→ **TASK TO CARRY OUT**
Return every record below exactly as written, omitting any pictures.

→ **DATA PROVIDED**

⟨

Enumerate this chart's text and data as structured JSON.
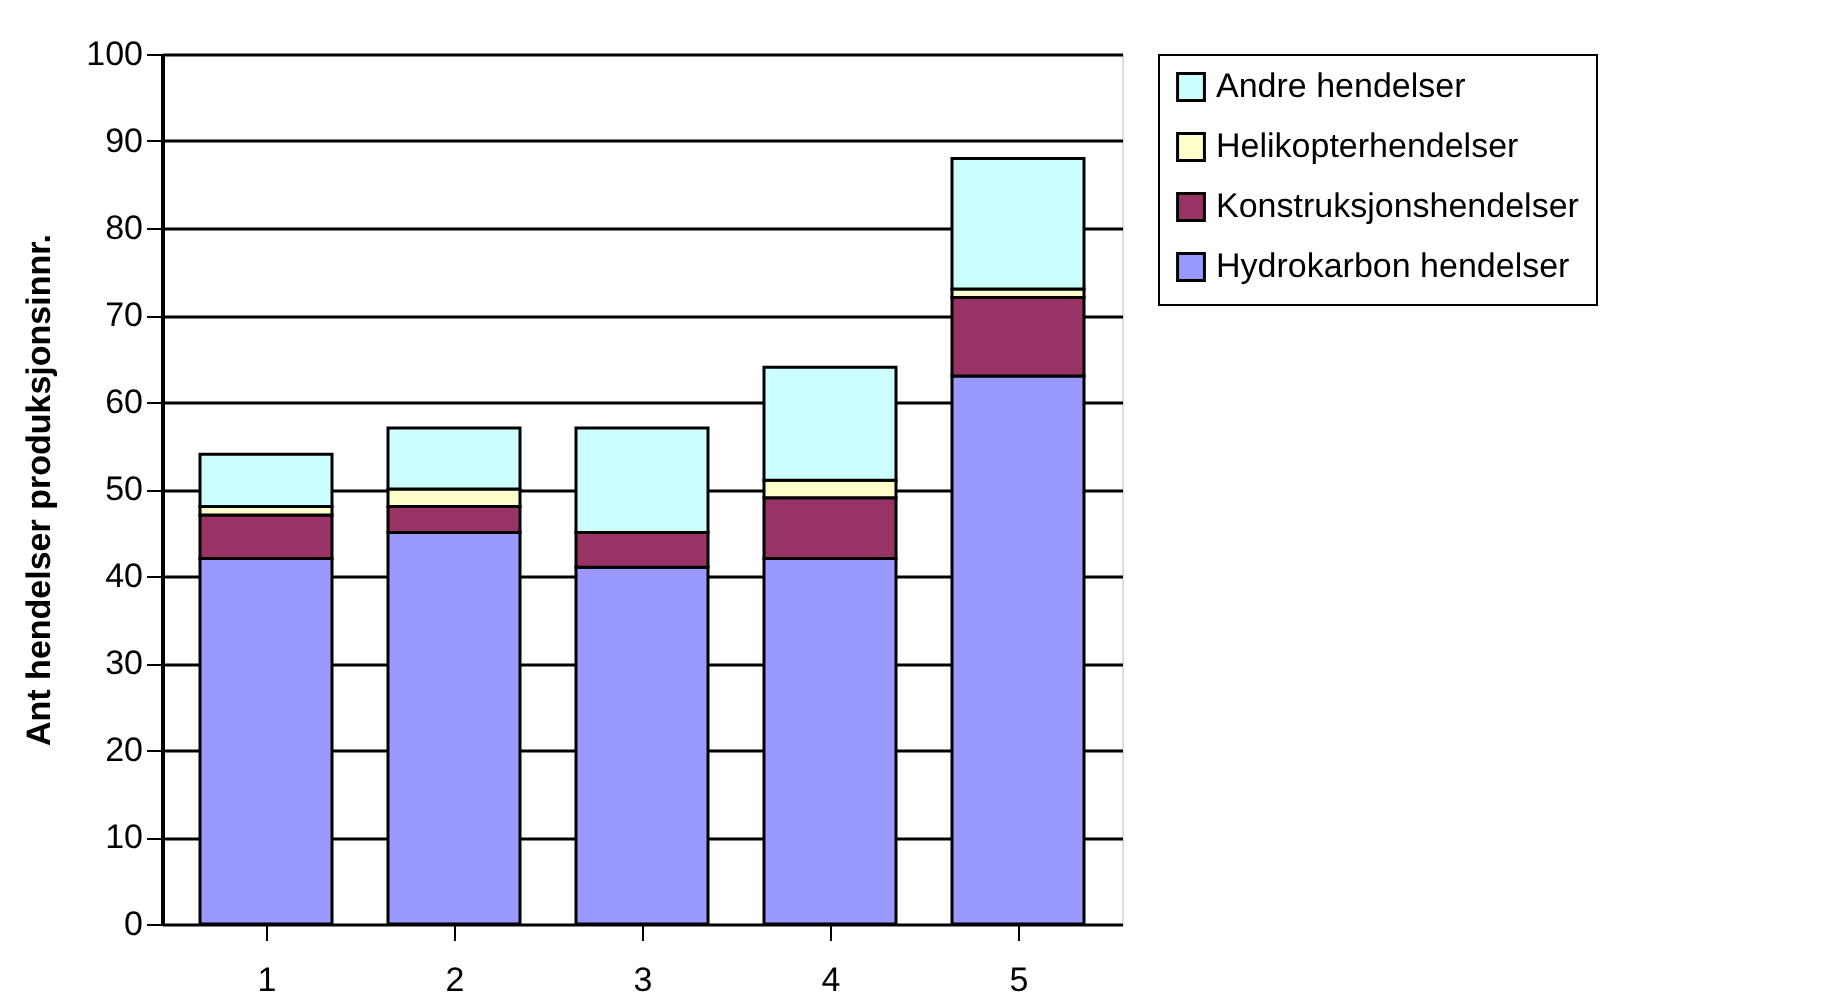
{
  "chart_data": {
    "type": "bar",
    "stacked": true,
    "ylabel": "Ant hendelser produksjonsinnr.",
    "categories": [
      "1",
      "2",
      "3",
      "4",
      "5"
    ],
    "series": [
      {
        "name": "Hydrokarbon hendelser",
        "color": "#9999ff",
        "values": [
          42,
          45,
          41,
          42,
          63
        ]
      },
      {
        "name": "Konstruksjonshendelser",
        "color": "#993366",
        "values": [
          5,
          3,
          4,
          7,
          9
        ]
      },
      {
        "name": "Helikopterhendelser",
        "color": "#ffffcc",
        "values": [
          1,
          2,
          0,
          2,
          1
        ]
      },
      {
        "name": "Andre hendelser",
        "color": "#ccffff",
        "values": [
          6,
          7,
          12,
          13,
          15
        ]
      }
    ],
    "ylim": [
      0,
      100
    ],
    "yticks": [
      0,
      10,
      20,
      30,
      40,
      50,
      60,
      70,
      80,
      90,
      100
    ],
    "grid": "y",
    "legend": "right"
  }
}
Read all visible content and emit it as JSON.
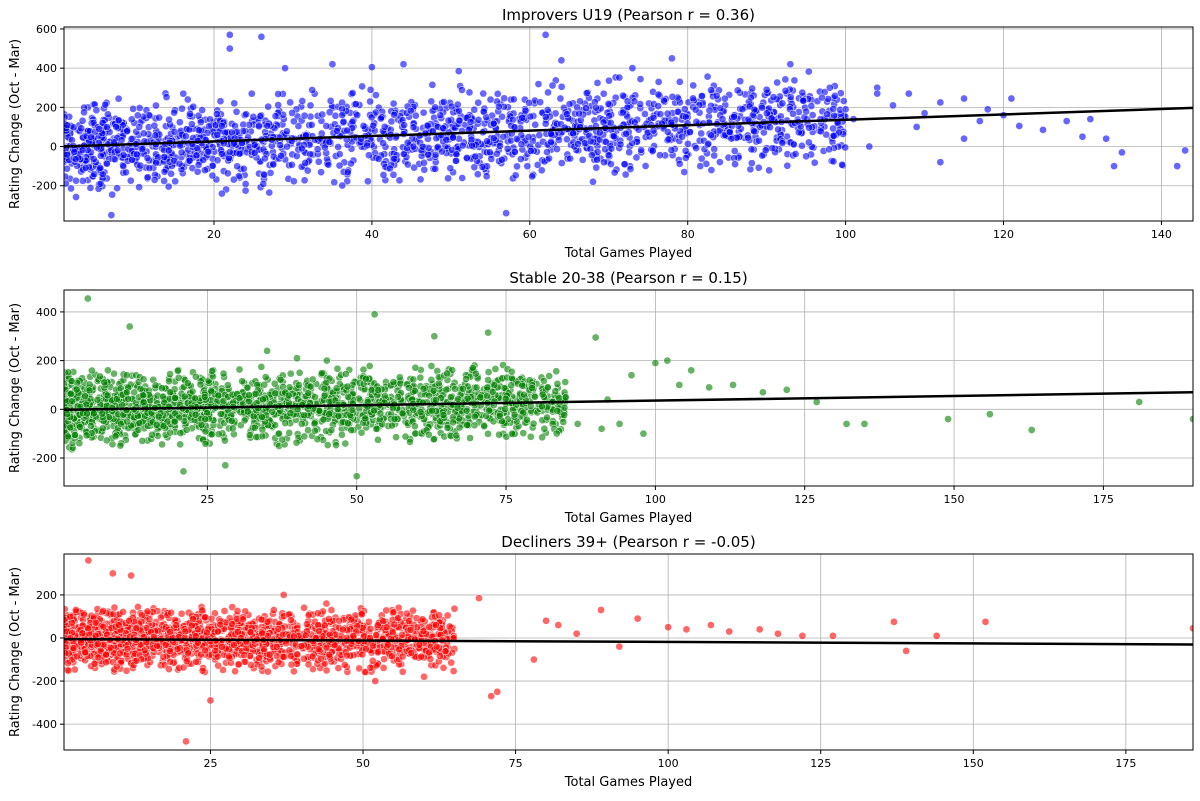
{
  "chart_data": [
    {
      "type": "scatter",
      "title": "Improvers U19 (Pearson r = 0.36)",
      "xlabel": "Total Games Played",
      "ylabel": "Rating Change (Oct - Mar)",
      "xlim": [
        1,
        144
      ],
      "ylim": [
        -380,
        610
      ],
      "xticks": [
        20,
        40,
        60,
        80,
        100,
        120,
        140
      ],
      "yticks": [
        -200,
        0,
        200,
        400,
        600
      ],
      "grid": true,
      "point_color": "#0000ff",
      "line_color": "#000000",
      "trend": {
        "x": [
          1,
          144
        ],
        "y": [
          0,
          197
        ]
      },
      "bulk": {
        "x_max": 100,
        "center_at_start": 0,
        "center_at_end": 135,
        "spread": 260
      },
      "series": [
        {
          "x": [
            7,
            22,
            22,
            26,
            29,
            57,
            62,
            35,
            40,
            44,
            51,
            21,
            27,
            24,
            68,
            78,
            64,
            73,
            93,
            104,
            98,
            108,
            112,
            115,
            118,
            121,
            104,
            110,
            122,
            125,
            128,
            131,
            133,
            134,
            142,
            100,
            101,
            106,
            115,
            117,
            97,
            95,
            83,
            79,
            88,
            90,
            92,
            99,
            103,
            109,
            112,
            120,
            130,
            135,
            143,
            86,
            72,
            66,
            48
          ],
          "y": [
            -350,
            570,
            500,
            560,
            400,
            -340,
            570,
            420,
            405,
            420,
            385,
            -240,
            -235,
            -225,
            -180,
            450,
            440,
            400,
            420,
            300,
            300,
            270,
            225,
            245,
            190,
            245,
            270,
            170,
            105,
            85,
            130,
            140,
            40,
            -100,
            -100,
            190,
            140,
            210,
            40,
            130,
            250,
            -50,
            -120,
            330,
            250,
            290,
            220,
            120,
            0,
            100,
            -80,
            160,
            50,
            -30,
            -20,
            -90,
            -90,
            200,
            200
          ]
        }
      ]
    },
    {
      "type": "scatter",
      "title": "Stable 20-38 (Pearson r = 0.15)",
      "xlabel": "Total Games Played",
      "ylabel": "Rating Change (Oct - Mar)",
      "xlim": [
        1,
        190
      ],
      "ylim": [
        -315,
        490
      ],
      "xticks": [
        25,
        50,
        75,
        100,
        125,
        150,
        175
      ],
      "yticks": [
        -200,
        0,
        200,
        400
      ],
      "grid": true,
      "point_color": "#008000",
      "line_color": "#000000",
      "trend": {
        "x": [
          1,
          190
        ],
        "y": [
          -2,
          70
        ]
      },
      "bulk": {
        "x_max": 85,
        "center_at_start": 0,
        "center_at_end": 25,
        "spread": 165
      },
      "series": [
        {
          "x": [
            5,
            12,
            53,
            72,
            63,
            90,
            106,
            100,
            102,
            104,
            109,
            113,
            118,
            122,
            127,
            132,
            135,
            149,
            156,
            163,
            181,
            190,
            98,
            96,
            94,
            92,
            91,
            87,
            82,
            78,
            76,
            72,
            50,
            28,
            21,
            35,
            40,
            45
          ],
          "y": [
            455,
            340,
            390,
            315,
            300,
            295,
            160,
            190,
            200,
            100,
            90,
            100,
            70,
            80,
            30,
            -60,
            -60,
            -40,
            -20,
            -85,
            30,
            -40,
            -100,
            140,
            -60,
            40,
            -80,
            -60,
            90,
            60,
            -100,
            120,
            -275,
            -230,
            -255,
            240,
            210,
            200
          ]
        }
      ]
    },
    {
      "type": "scatter",
      "title": "Decliners 39+ (Pearson r = -0.05)",
      "xlabel": "Total Games Played",
      "ylabel": "Rating Change (Oct - Mar)",
      "xlim": [
        1,
        186
      ],
      "ylim": [
        -520,
        390
      ],
      "xticks": [
        25,
        50,
        75,
        100,
        125,
        150,
        175
      ],
      "yticks": [
        -400,
        -200,
        0,
        200
      ],
      "grid": true,
      "point_color": "#ff0000",
      "line_color": "#000000",
      "trend": {
        "x": [
          1,
          186
        ],
        "y": [
          -5,
          -30
        ]
      },
      "bulk": {
        "x_max": 65,
        "center_at_start": -5,
        "center_at_end": -10,
        "spread": 155
      },
      "series": [
        {
          "x": [
            5,
            9,
            12,
            21,
            25,
            37,
            44,
            52,
            69,
            72,
            71,
            80,
            89,
            95,
            100,
            103,
            107,
            110,
            115,
            118,
            122,
            127,
            137,
            139,
            144,
            152,
            186,
            85,
            92,
            78,
            82,
            60
          ],
          "y": [
            360,
            300,
            290,
            -480,
            -290,
            200,
            160,
            -200,
            185,
            -250,
            -270,
            80,
            130,
            90,
            50,
            40,
            60,
            30,
            40,
            20,
            10,
            10,
            75,
            -60,
            10,
            75,
            45,
            20,
            -40,
            -100,
            60,
            -180
          ]
        }
      ]
    }
  ]
}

⟩

→ **REPLY**
Enumerate this chart's text and data as structured JSON.
{
  "chart_data": {
    "type": "bar",
    "stacked": true,
    "ylabel": "Ant hendelser produksjonsinnr.",
    "categories": [
      "1",
      "2",
      "3",
      "4",
      "5"
    ],
    "series": [
      {
        "name": "Hydrokarbon hendelser",
        "color": "#9999ff",
        "values": [
          42,
          45,
          41,
          42,
          63
        ]
      },
      {
        "name": "Konstruksjonshendelser",
        "color": "#993366",
        "values": [
          5,
          3,
          4,
          7,
          9
        ]
      },
      {
        "name": "Helikopterhendelser",
        "color": "#ffffcc",
        "values": [
          1,
          2,
          0,
          2,
          1
        ]
      },
      {
        "name": "Andre hendelser",
        "color": "#ccffff",
        "values": [
          6,
          7,
          12,
          13,
          15
        ]
      }
    ],
    "ylim": [
      0,
      100
    ],
    "yticks": [
      0,
      10,
      20,
      30,
      40,
      50,
      60,
      70,
      80,
      90,
      100
    ],
    "grid": "y",
    "legend": "right"
  }
}
Read all visible content and emit it as JSON.
{
  "chart_data": [
    {
      "type": "scatter",
      "title": "Improvers U19 (Pearson r = 0.36)",
      "xlabel": "Total Games Played",
      "ylabel": "Rating Change (Oct - Mar)",
      "xlim": [
        1,
        144
      ],
      "ylim": [
        -380,
        610
      ],
      "xticks": [
        20,
        40,
        60,
        80,
        100,
        120,
        140
      ],
      "yticks": [
        -200,
        0,
        200,
        400,
        600
      ],
      "grid": true,
      "point_color": "#0000ff",
      "line_color": "#000000",
      "trend": {
        "x": [
          1,
          144
        ],
        "y": [
          0,
          197
        ]
      },
      "bulk": {
        "x_max": 100,
        "center_at_start": 0,
        "center_at_end": 135,
        "spread": 260
      },
      "series": [
        {
          "x": [
            7,
            22,
            22,
            26,
            29,
            57,
            62,
            35,
            40,
            44,
            51,
            21,
            27,
            24,
            68,
            78,
            64,
            73,
            93,
            104,
            98,
            108,
            112,
            115,
            118,
            121,
            104,
            110,
            122,
            125,
            128,
            131,
            133,
            134,
            142,
            100,
            101,
            106,
            115,
            117,
            97,
            95,
            83,
            79,
            88,
            90,
            92,
            99,
            103,
            109,
            112,
            120,
            130,
            135,
            143,
            86,
            72,
            66,
            48
          ],
          "y": [
            -350,
            570,
            500,
            560,
            400,
            -340,
            570,
            420,
            405,
            420,
            385,
            -240,
            -235,
            -225,
            -180,
            450,
            440,
            400,
            420,
            300,
            300,
            270,
            225,
            245,
            190,
            245,
            270,
            170,
            105,
            85,
            130,
            140,
            40,
            -100,
            -100,
            190,
            140,
            210,
            40,
            130,
            250,
            -50,
            -120,
            330,
            250,
            290,
            220,
            120,
            0,
            100,
            -80,
            160,
            50,
            -30,
            -20,
            -90,
            -90,
            200,
            200
          ]
        }
      ]
    },
    {
      "type": "scatter",
      "title": "Stable 20-38 (Pearson r = 0.15)",
      "xlabel": "Total Games Played",
      "ylabel": "Rating Change (Oct - Mar)",
      "xlim": [
        1,
        190
      ],
      "ylim": [
        -315,
        490
      ],
      "xticks": [
        25,
        50,
        75,
        100,
        125,
        150,
        175
      ],
      "yticks": [
        -200,
        0,
        200,
        400
      ],
      "grid": true,
      "point_color": "#008000",
      "line_color": "#000000",
      "trend": {
        "x": [
          1,
          190
        ],
        "y": [
          -2,
          70
        ]
      },
      "bulk": {
        "x_max": 85,
        "center_at_start": 0,
        "center_at_end": 25,
        "spread": 165
      },
      "series": [
        {
          "x": [
            5,
            12,
            53,
            72,
            63,
            90,
            106,
            100,
            102,
            104,
            109,
            113,
            118,
            122,
            127,
            132,
            135,
            149,
            156,
            163,
            181,
            190,
            98,
            96,
            94,
            92,
            91,
            87,
            82,
            78,
            76,
            72,
            50,
            28,
            21,
            35,
            40,
            45
          ],
          "y": [
            455,
            340,
            390,
            315,
            300,
            295,
            160,
            190,
            200,
            100,
            90,
            100,
            70,
            80,
            30,
            -60,
            -60,
            -40,
            -20,
            -85,
            30,
            -40,
            -100,
            140,
            -60,
            40,
            -80,
            -60,
            90,
            60,
            -100,
            120,
            -275,
            -230,
            -255,
            240,
            210,
            200
          ]
        }
      ]
    },
    {
      "type": "scatter",
      "title": "Decliners 39+ (Pearson r = -0.05)",
      "xlabel": "Total Games Played",
      "ylabel": "Rating Change (Oct - Mar)",
      "xlim": [
        1,
        186
      ],
      "ylim": [
        -520,
        390
      ],
      "xticks": [
        25,
        50,
        75,
        100,
        125,
        150,
        175
      ],
      "yticks": [
        -400,
        -200,
        0,
        200
      ],
      "grid": true,
      "point_color": "#ff0000",
      "line_color": "#000000",
      "trend": {
        "x": [
          1,
          186
        ],
        "y": [
          -5,
          -30
        ]
      },
      "bulk": {
        "x_max": 65,
        "center_at_start": -5,
        "center_at_end": -10,
        "spread": 155
      },
      "series": [
        {
          "x": [
            5,
            9,
            12,
            21,
            25,
            37,
            44,
            52,
            69,
            72,
            71,
            80,
            89,
            95,
            100,
            103,
            107,
            110,
            115,
            118,
            122,
            127,
            137,
            139,
            144,
            152,
            186,
            85,
            92,
            78,
            82,
            60
          ],
          "y": [
            360,
            300,
            290,
            -480,
            -290,
            200,
            160,
            -200,
            185,
            -250,
            -270,
            80,
            130,
            90,
            50,
            40,
            60,
            30,
            40,
            20,
            10,
            10,
            75,
            -60,
            10,
            75,
            45,
            20,
            -40,
            -100,
            60,
            -180
          ]
        }
      ]
    }
  ]
}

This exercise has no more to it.